» SUPPLIED DATA:

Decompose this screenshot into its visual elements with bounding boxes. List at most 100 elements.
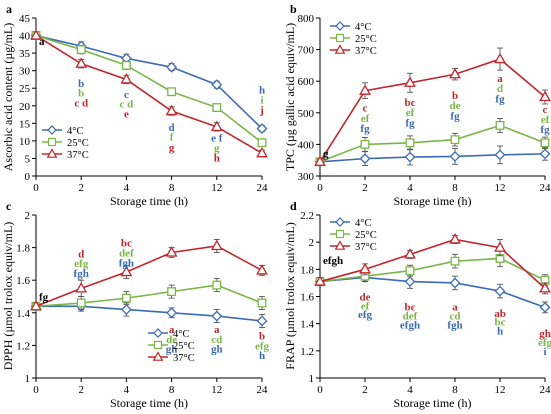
significance-label: a	[214, 324, 220, 336]
data-point	[449, 150, 461, 162]
data-point	[494, 241, 506, 252]
significance-label: h	[259, 85, 265, 97]
significance-label: cd	[211, 334, 222, 346]
significance-label: ef	[406, 107, 415, 119]
significance-label: c	[363, 103, 368, 115]
significance-label: fg	[540, 124, 550, 136]
data-point	[449, 233, 461, 244]
data-point	[495, 120, 505, 130]
data-point	[256, 264, 268, 275]
significance-label: fgh	[74, 268, 89, 280]
y-tick-label: 5	[25, 153, 31, 165]
data-point	[450, 135, 460, 145]
data-point	[30, 29, 42, 40]
significance-label: a	[497, 73, 503, 85]
x-tick-label: 0	[317, 182, 323, 194]
significance-label: efg	[74, 258, 89, 270]
significance-label: def	[403, 311, 418, 323]
significance-label: efgh	[323, 255, 343, 267]
series-line	[319, 153, 546, 163]
panel-letter: c	[6, 199, 12, 213]
y-tick-label: 1	[309, 373, 315, 385]
x-tick-label: 4	[407, 384, 413, 396]
data-point	[256, 315, 268, 327]
series-37°C	[30, 29, 268, 158]
series-line	[319, 124, 546, 163]
data-point	[359, 263, 371, 274]
legend-marker	[335, 33, 345, 43]
significance-label: de	[450, 100, 461, 112]
significance-label: b	[259, 331, 265, 343]
significance-label: b	[452, 90, 458, 102]
y-tick-label: 45	[19, 13, 31, 25]
significance-label: b	[78, 78, 84, 90]
series-line	[35, 34, 263, 154]
significance-label: gh	[211, 344, 223, 356]
x-tick-label: 2	[78, 182, 84, 194]
y-tick-label: 500	[298, 108, 315, 120]
significance-label: fg	[450, 110, 460, 122]
significance-label: def	[119, 247, 134, 259]
series-25°C	[315, 118, 550, 167]
y-tick-label: 2.2	[300, 210, 314, 222]
y-tick-label: 300	[298, 171, 315, 183]
series-line	[319, 276, 546, 309]
x-tick-label: 12	[211, 182, 222, 194]
legend-marker	[47, 125, 57, 135]
data-point	[256, 146, 268, 158]
significance-label: ef	[361, 300, 370, 312]
y-tick-label: 35	[19, 48, 31, 60]
x-tick-label: 8	[169, 384, 175, 396]
data-point	[256, 123, 268, 135]
significance-label: e f	[211, 132, 223, 144]
series-line	[36, 305, 263, 322]
legend-label: 37°C	[355, 46, 377, 57]
data-point	[257, 138, 267, 148]
data-point	[405, 138, 415, 148]
significance-label: gh	[539, 328, 551, 340]
data-point	[167, 287, 177, 297]
data-point	[539, 301, 551, 313]
significance-label: ab	[494, 308, 506, 320]
data-point	[210, 120, 223, 131]
data-point	[75, 57, 88, 68]
panel-letter: a	[6, 2, 12, 16]
data-point	[359, 153, 371, 165]
data-point	[404, 276, 416, 287]
legend: 4°C25°C37°C	[42, 125, 89, 161]
legend-label: 25°C	[355, 34, 377, 45]
data-point	[120, 265, 133, 277]
data-point	[494, 285, 506, 297]
series-line	[319, 257, 546, 283]
y-tick-label: 400	[298, 139, 315, 151]
y-tick-label: 600	[298, 76, 315, 88]
y-axis-title: DPPH (µmol trolox equiv/mL)	[1, 222, 15, 371]
legend-label: 4°C	[355, 22, 371, 33]
legend: 4°C25°C37°C	[148, 328, 195, 364]
x-tick-label: 8	[452, 182, 458, 194]
legend-label: 37°C	[355, 242, 377, 253]
legend-label: 25°C	[173, 341, 195, 352]
series-37°C	[30, 238, 268, 311]
significance-label: d	[497, 83, 503, 95]
y-tick-label: 2	[25, 210, 31, 222]
significance-label: h	[214, 152, 220, 164]
significance-label: j	[259, 104, 264, 116]
y-tick-label: 1.2	[16, 340, 30, 352]
x-tick-label: 24	[540, 384, 551, 396]
significance-label: i	[543, 346, 546, 358]
significance-label: c	[124, 89, 129, 101]
significance-label: g	[214, 143, 220, 155]
legend-label: 37°C	[67, 150, 89, 161]
data-point	[210, 239, 223, 251]
series-line	[35, 34, 263, 144]
significance-label: fgh	[447, 319, 462, 331]
data-point	[165, 104, 178, 116]
y-tick-label: 700	[298, 45, 315, 57]
data-point	[211, 79, 223, 91]
y-tick-label: 25	[19, 83, 31, 95]
data-point	[30, 299, 42, 311]
data-point	[540, 138, 550, 148]
data-point	[359, 84, 371, 95]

» WHAT THE TASK REQUIRES: Copy the material from the line with "324, 220, 336]" to the line with "247, 134, 259]", including both of those lines, and keep every line unchanged.

» FINAL ANSWER:
significance-label: a	[214, 324, 220, 336]
data-point	[449, 150, 461, 162]
data-point	[494, 241, 506, 252]
significance-label: h	[259, 85, 265, 97]
significance-label: cd	[211, 334, 222, 346]
significance-label: ef	[406, 107, 415, 119]
significance-label: c	[363, 103, 368, 115]
significance-label: fg	[540, 124, 550, 136]
data-point	[449, 233, 461, 244]
data-point	[495, 120, 505, 130]
data-point	[256, 264, 268, 275]
significance-label: fgh	[74, 268, 89, 280]
y-tick-label: 5	[25, 153, 31, 165]
data-point	[450, 135, 460, 145]
data-point	[30, 29, 42, 40]
significance-label: a	[497, 73, 503, 85]
x-tick-label: 0	[317, 182, 323, 194]
significance-label: efg	[74, 258, 89, 270]
significance-label: def	[403, 311, 418, 323]
significance-label: efgh	[323, 255, 343, 267]
series-line	[319, 153, 546, 163]
panel-letter: c	[6, 199, 12, 213]
y-tick-label: 1	[309, 373, 315, 385]
x-tick-label: 4	[407, 384, 413, 396]
data-point	[256, 315, 268, 327]
series-37°C	[30, 29, 268, 158]
series-line	[319, 124, 546, 163]
data-point	[359, 263, 371, 274]
legend-marker	[335, 33, 345, 43]
significance-label: de	[450, 100, 461, 112]
significance-label: b	[259, 331, 265, 343]
significance-label: b	[452, 90, 458, 102]
y-tick-label: 45	[19, 13, 31, 25]
significance-label: b	[78, 78, 84, 90]
series-line	[35, 34, 263, 154]
significance-label: gh	[211, 344, 223, 356]
x-tick-label: 2	[78, 182, 84, 194]
y-tick-label: 500	[298, 108, 315, 120]
significance-label: fg	[450, 110, 460, 122]
significance-label: def	[119, 247, 134, 259]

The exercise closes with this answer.